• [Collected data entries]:

━━━━━━━━━━━━━━━━━━━━━━━━━━━━━━

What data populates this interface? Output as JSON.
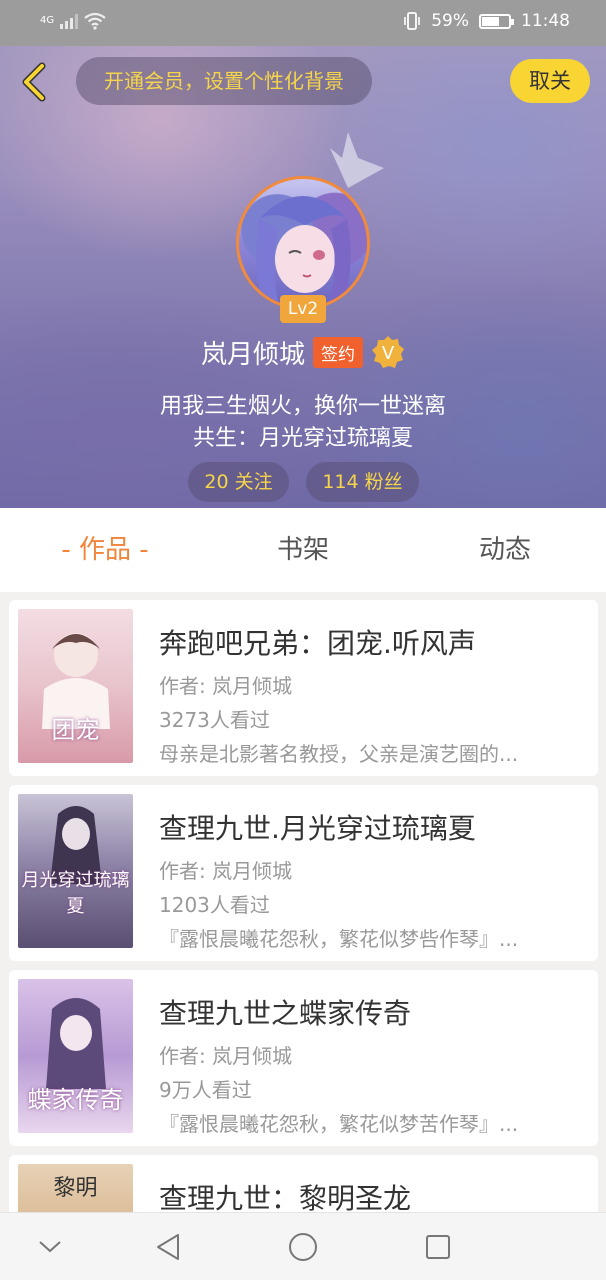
{
  "status_bar": {
    "network": "4G",
    "battery": "59%",
    "battery_level": 0.59,
    "time": "11:48"
  },
  "header": {
    "vip_prompt": "开通会员，设置个性化背景",
    "cancel_label": "取关"
  },
  "profile": {
    "level": "Lv2",
    "username": "岚月倾城",
    "contract_tag": "签约",
    "verified_letter": "V",
    "signature_line1": "用我三生烟火，换你一世迷离",
    "signature_line2": "共生：月光穿过琉璃夏",
    "following": "20 关注",
    "fans": "114 粉丝"
  },
  "tabs": [
    {
      "label": "- 作品 -",
      "active": true
    },
    {
      "label": "书架",
      "active": false
    },
    {
      "label": "动态",
      "active": false
    }
  ],
  "books": [
    {
      "title": "奔跑吧兄弟：团宠.听风声",
      "author": "作者: 岚月倾城",
      "views": "3273人看过",
      "desc": "母亲是北影著名教授，父亲是演艺圈的...",
      "cover_text": "团宠"
    },
    {
      "title": "查理九世.月光穿过琉璃夏",
      "author": "作者: 岚月倾城",
      "views": "1203人看过",
      "desc": "『露恨晨曦花怨秋，繁花似梦呰作琴』...",
      "cover_text": "月光穿过琉璃夏"
    },
    {
      "title": "查理九世之蝶家传奇",
      "author": "作者: 岚月倾城",
      "views": "9万人看过",
      "desc": "『露恨晨曦花怨秋，繁花似梦苦作琴』...",
      "cover_text": "蝶家传奇"
    },
    {
      "title": "查理九世：黎明圣龙",
      "author": "",
      "views": "",
      "desc": "",
      "cover_text": "黎明"
    }
  ],
  "colors": {
    "accent": "#f0853c",
    "yellow": "#f9d533",
    "contract_red": "#f0612e"
  },
  "icons": [
    "back-arrow-icon",
    "crown-icon",
    "verified-v-icon",
    "nav-collapse-icon",
    "nav-back-icon",
    "nav-home-icon",
    "nav-recents-icon"
  ]
}
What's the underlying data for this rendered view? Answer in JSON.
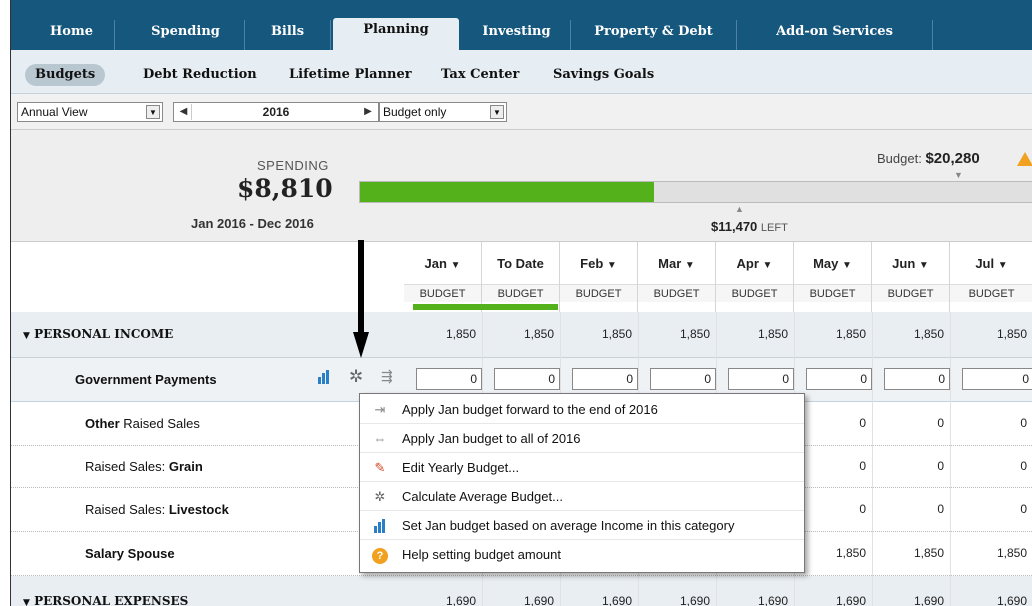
{
  "nav": {
    "tabs": [
      {
        "label": "Home"
      },
      {
        "label": "Spending"
      },
      {
        "label": "Bills"
      },
      {
        "label": "Planning"
      },
      {
        "label": "Investing"
      },
      {
        "label": "Property & Debt"
      },
      {
        "label": "Add-on Services"
      }
    ],
    "active": "Planning"
  },
  "subnav": {
    "items": [
      {
        "label": "Budgets"
      },
      {
        "label": "Debt Reduction"
      },
      {
        "label": "Lifetime Planner"
      },
      {
        "label": "Tax Center"
      },
      {
        "label": "Savings Goals"
      }
    ]
  },
  "toolbar": {
    "view": "Annual View",
    "year": "2016",
    "mode": "Budget only"
  },
  "summary": {
    "spending_label": "SPENDING",
    "spending_amount": "$8,810",
    "date_range": "Jan 2016 - Dec 2016",
    "budget_prefix": "Budget:",
    "budget_amount": "$20,280",
    "left_amount": "$11,470",
    "left_suffix": "LEFT",
    "progress_fraction": 0.434
  },
  "columns": [
    {
      "month": "Jan",
      "sub": "BUDGET"
    },
    {
      "month": "To Date",
      "sub": "BUDGET"
    },
    {
      "month": "Feb",
      "sub": "BUDGET"
    },
    {
      "month": "Mar",
      "sub": "BUDGET"
    },
    {
      "month": "Apr",
      "sub": "BUDGET"
    },
    {
      "month": "May",
      "sub": "BUDGET"
    },
    {
      "month": "Jun",
      "sub": "BUDGET"
    },
    {
      "month": "Jul",
      "sub": "BUDGET"
    }
  ],
  "rows": {
    "income": {
      "label": "PERSONAL INCOME",
      "values": [
        "1,850",
        "1,850",
        "1,850",
        "1,850",
        "1,850",
        "1,850",
        "1,850",
        "1,850"
      ]
    },
    "gov": {
      "label": "Government Payments",
      "values": [
        "0",
        "0",
        "0",
        "0",
        "0",
        "0",
        "0",
        "0"
      ]
    },
    "other": {
      "label_bold": "Other",
      "label_rest": " Raised Sales",
      "values": [
        "0",
        "0",
        "0"
      ]
    },
    "grain": {
      "label_rest": "Raised Sales: ",
      "label_bold": "Grain",
      "values": [
        "0",
        "0",
        "0"
      ]
    },
    "livestock": {
      "label_rest": "Raised Sales: ",
      "label_bold": "Livestock",
      "values": [
        "0",
        "0",
        "0"
      ]
    },
    "salary": {
      "label": "Salary Spouse",
      "values": [
        "1,850",
        "1,850",
        "1,850"
      ]
    },
    "expenses": {
      "label": "PERSONAL EXPENSES",
      "values": [
        "1,690",
        "1,690",
        "1,690",
        "1,690",
        "1,690",
        "1,690",
        "1,690",
        "1,690"
      ]
    }
  },
  "menu": {
    "items": [
      {
        "label": "Apply Jan budget forward to the end of 2016",
        "icon": "arrow-right-icon"
      },
      {
        "label": "Apply Jan budget to all of 2016",
        "icon": "arrows-horizontal-icon"
      },
      {
        "label": "Edit Yearly Budget...",
        "icon": "pencil-icon"
      },
      {
        "label": "Calculate Average Budget...",
        "icon": "gear-icon"
      },
      {
        "label": "Set Jan budget based on average Income in this category",
        "icon": "bar-chart-icon"
      },
      {
        "label": "Help setting budget amount",
        "icon": "help-icon"
      }
    ]
  },
  "colors": {
    "nav_bg": "#16577e",
    "progress": "#54b11b",
    "warning": "#f2a01f"
  }
}
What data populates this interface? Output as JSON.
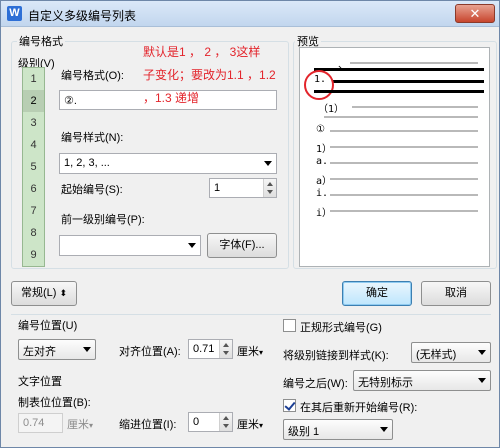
{
  "title": "自定义多级编号列表",
  "number_format_group": {
    "title": "编号格式",
    "level_label": "级别(V)",
    "levels": [
      "1",
      "2",
      "3",
      "4",
      "5",
      "6",
      "7",
      "8",
      "9"
    ],
    "selected_level": "2",
    "format_label": "编号格式(O):",
    "format_value": "②.",
    "style_label": "编号样式(N):",
    "style_value": "1, 2, 3, ...",
    "start_label": "起始编号(S):",
    "start_value": "1",
    "prev_level_label": "前一级别编号(P):",
    "prev_level_value": "",
    "font_button": "字体(F)..."
  },
  "annotation": {
    "line1": "默认是1  ，  2   ，  3这样",
    "line2": "子变化；要改为1.1   ，1.2",
    "line3": "，1.3   递增"
  },
  "preview": {
    "title": "预览",
    "items": [
      "、",
      "1.",
      "（1）",
      "①",
      "1）",
      "a.",
      "a）",
      "i.",
      "i）"
    ]
  },
  "buttons": {
    "normal": "常规(L)",
    "ok": "确定",
    "cancel": "取消"
  },
  "number_position": {
    "title": "编号位置(U)",
    "align_value": "左对齐",
    "align_pos_label": "对齐位置(A):",
    "align_pos_value": "0.71",
    "align_pos_unit": "厘米"
  },
  "text_position": {
    "title": "文字位置",
    "tab_label": "制表位位置(B):",
    "tab_value": "0.74",
    "tab_unit": "厘米",
    "indent_label": "缩进位置(I):",
    "indent_value": "0",
    "indent_unit": "厘米"
  },
  "right_options": {
    "legal_label": "正规形式编号(G)",
    "legal_checked": false,
    "link_style_label": "将级别链接到样式(K):",
    "link_style_value": "(无样式)",
    "after_label": "编号之后(W):",
    "after_value": "无特别标示",
    "restart_label": "在其后重新开始编号(R):",
    "restart_checked": true,
    "restart_value": "级别 1"
  }
}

━━━━━━━━━━━━━━━━━━━━━━━━━━━━━━

• [Requirement]: Transcribe the material exactly, and leave out whatever pictures it holds.

• [Solved problem]:
What data populates this interface? Output as JSON.
{
  "status_bar": {
    "network": "4G",
    "battery": "59%",
    "battery_level": 0.59,
    "time": "11:48"
  },
  "header": {
    "vip_prompt": "开通会员，设置个性化背景",
    "cancel_label": "取关"
  },
  "profile": {
    "level": "Lv2",
    "username": "岚月倾城",
    "contract_tag": "签约",
    "verified_letter": "V",
    "signature_line1": "用我三生烟火，换你一世迷离",
    "signature_line2": "共生：月光穿过琉璃夏",
    "following": "20 关注",
    "fans": "114 粉丝"
  },
  "tabs": [
    {
      "label": "- 作品 -",
      "active": true
    },
    {
      "label": "书架",
      "active": false
    },
    {
      "label": "动态",
      "active": false
    }
  ],
  "books": [
    {
      "title": "奔跑吧兄弟：团宠.听风声",
      "author": "作者: 岚月倾城",
      "views": "3273人看过",
      "desc": "母亲是北影著名教授，父亲是演艺圈的...",
      "cover_text": "团宠"
    },
    {
      "title": "查理九世.月光穿过琉璃夏",
      "author": "作者: 岚月倾城",
      "views": "1203人看过",
      "desc": "『露恨晨曦花怨秋，繁花似梦呰作琴』...",
      "cover_text": "月光穿过琉璃夏"
    },
    {
      "title": "查理九世之蝶家传奇",
      "author": "作者: 岚月倾城",
      "views": "9万人看过",
      "desc": "『露恨晨曦花怨秋，繁花似梦苦作琴』...",
      "cover_text": "蝶家传奇"
    },
    {
      "title": "查理九世：黎明圣龙",
      "author": "",
      "views": "",
      "desc": "",
      "cover_text": "黎明"
    }
  ],
  "colors": {
    "accent": "#f0853c",
    "yellow": "#f9d533",
    "contract_red": "#f0612e"
  },
  "icons": [
    "back-arrow-icon",
    "crown-icon",
    "verified-v-icon",
    "nav-collapse-icon",
    "nav-back-icon",
    "nav-home-icon",
    "nav-recents-icon"
  ]
}
What's the underlying data for this rendered view? Answer in JSON.
{
  "nav": {
    "tabs": [
      {
        "label": "Home"
      },
      {
        "label": "Spending"
      },
      {
        "label": "Bills"
      },
      {
        "label": "Planning"
      },
      {
        "label": "Investing"
      },
      {
        "label": "Property & Debt"
      },
      {
        "label": "Add-on Services"
      }
    ],
    "active": "Planning"
  },
  "subnav": {
    "items": [
      {
        "label": "Budgets"
      },
      {
        "label": "Debt Reduction"
      },
      {
        "label": "Lifetime Planner"
      },
      {
        "label": "Tax Center"
      },
      {
        "label": "Savings Goals"
      }
    ]
  },
  "toolbar": {
    "view": "Annual View",
    "year": "2016",
    "mode": "Budget only"
  },
  "summary": {
    "spending_label": "SPENDING",
    "spending_amount": "$8,810",
    "date_range": "Jan 2016 - Dec 2016",
    "budget_prefix": "Budget:",
    "budget_amount": "$20,280",
    "left_amount": "$11,470",
    "left_suffix": "LEFT",
    "progress_fraction": 0.434
  },
  "columns": [
    {
      "month": "Jan",
      "sub": "BUDGET"
    },
    {
      "month": "To Date",
      "sub": "BUDGET"
    },
    {
      "month": "Feb",
      "sub": "BUDGET"
    },
    {
      "month": "Mar",
      "sub": "BUDGET"
    },
    {
      "month": "Apr",
      "sub": "BUDGET"
    },
    {
      "month": "May",
      "sub": "BUDGET"
    },
    {
      "month": "Jun",
      "sub": "BUDGET"
    },
    {
      "month": "Jul",
      "sub": "BUDGET"
    }
  ],
  "rows": {
    "income": {
      "label": "PERSONAL INCOME",
      "values": [
        "1,850",
        "1,850",
        "1,850",
        "1,850",
        "1,850",
        "1,850",
        "1,850",
        "1,850"
      ]
    },
    "gov": {
      "label": "Government Payments",
      "values": [
        "0",
        "0",
        "0",
        "0",
        "0",
        "0",
        "0",
        "0"
      ]
    },
    "other": {
      "label_bold": "Other",
      "label_rest": " Raised Sales",
      "values": [
        "0",
        "0",
        "0"
      ]
    },
    "grain": {
      "label_rest": "Raised Sales: ",
      "label_bold": "Grain",
      "values": [
        "0",
        "0",
        "0"
      ]
    },
    "livestock": {
      "label_rest": "Raised Sales: ",
      "label_bold": "Livestock",
      "values": [
        "0",
        "0",
        "0"
      ]
    },
    "salary": {
      "label": "Salary Spouse",
      "values": [
        "1,850",
        "1,850",
        "1,850"
      ]
    },
    "expenses": {
      "label": "PERSONAL EXPENSES",
      "values": [
        "1,690",
        "1,690",
        "1,690",
        "1,690",
        "1,690",
        "1,690",
        "1,690",
        "1,690"
      ]
    }
  },
  "menu": {
    "items": [
      {
        "label": "Apply Jan budget forward to the end of 2016",
        "icon": "arrow-right-icon"
      },
      {
        "label": "Apply Jan budget to all of 2016",
        "icon": "arrows-horizontal-icon"
      },
      {
        "label": "Edit Yearly Budget...",
        "icon": "pencil-icon"
      },
      {
        "label": "Calculate Average Budget...",
        "icon": "gear-icon"
      },
      {
        "label": "Set Jan budget based on average Income in this category",
        "icon": "bar-chart-icon"
      },
      {
        "label": "Help setting budget amount",
        "icon": "help-icon"
      }
    ]
  },
  "colors": {
    "nav_bg": "#16577e",
    "progress": "#54b11b",
    "warning": "#f2a01f"
  }
}
What data populates this interface? Output as JSON.
{
  "title": "自定义多级编号列表",
  "number_format_group": {
    "title": "编号格式",
    "level_label": "级别(V)",
    "levels": [
      "1",
      "2",
      "3",
      "4",
      "5",
      "6",
      "7",
      "8",
      "9"
    ],
    "selected_level": "2",
    "format_label": "编号格式(O):",
    "format_value": "②.",
    "style_label": "编号样式(N):",
    "style_value": "1, 2, 3, ...",
    "start_label": "起始编号(S):",
    "start_value": "1",
    "prev_level_label": "前一级别编号(P):",
    "prev_level_value": "",
    "font_button": "字体(F)..."
  },
  "annotation": {
    "line1": "默认是1  ，  2   ，  3这样",
    "line2": "子变化；要改为1.1   ，1.2",
    "line3": "，1.3   递增"
  },
  "preview": {
    "title": "预览",
    "items": [
      "、",
      "1.",
      "（1）",
      "①",
      "1）",
      "a.",
      "a）",
      "i.",
      "i）"
    ]
  },
  "buttons": {
    "normal": "常规(L)",
    "ok": "确定",
    "cancel": "取消"
  },
  "number_position": {
    "title": "编号位置(U)",
    "align_value": "左对齐",
    "align_pos_label": "对齐位置(A):",
    "align_pos_value": "0.71",
    "align_pos_unit": "厘米"
  },
  "text_position": {
    "title": "文字位置",
    "tab_label": "制表位位置(B):",
    "tab_value": "0.74",
    "tab_unit": "厘米",
    "indent_label": "缩进位置(I):",
    "indent_value": "0",
    "indent_unit": "厘米"
  },
  "right_options": {
    "legal_label": "正规形式编号(G)",
    "legal_checked": false,
    "link_style_label": "将级别链接到样式(K):",
    "link_style_value": "(无样式)",
    "after_label": "编号之后(W):",
    "after_value": "无特别标示",
    "restart_label": "在其后重新开始编号(R):",
    "restart_checked": true,
    "restart_value": "级别 1"
  }
}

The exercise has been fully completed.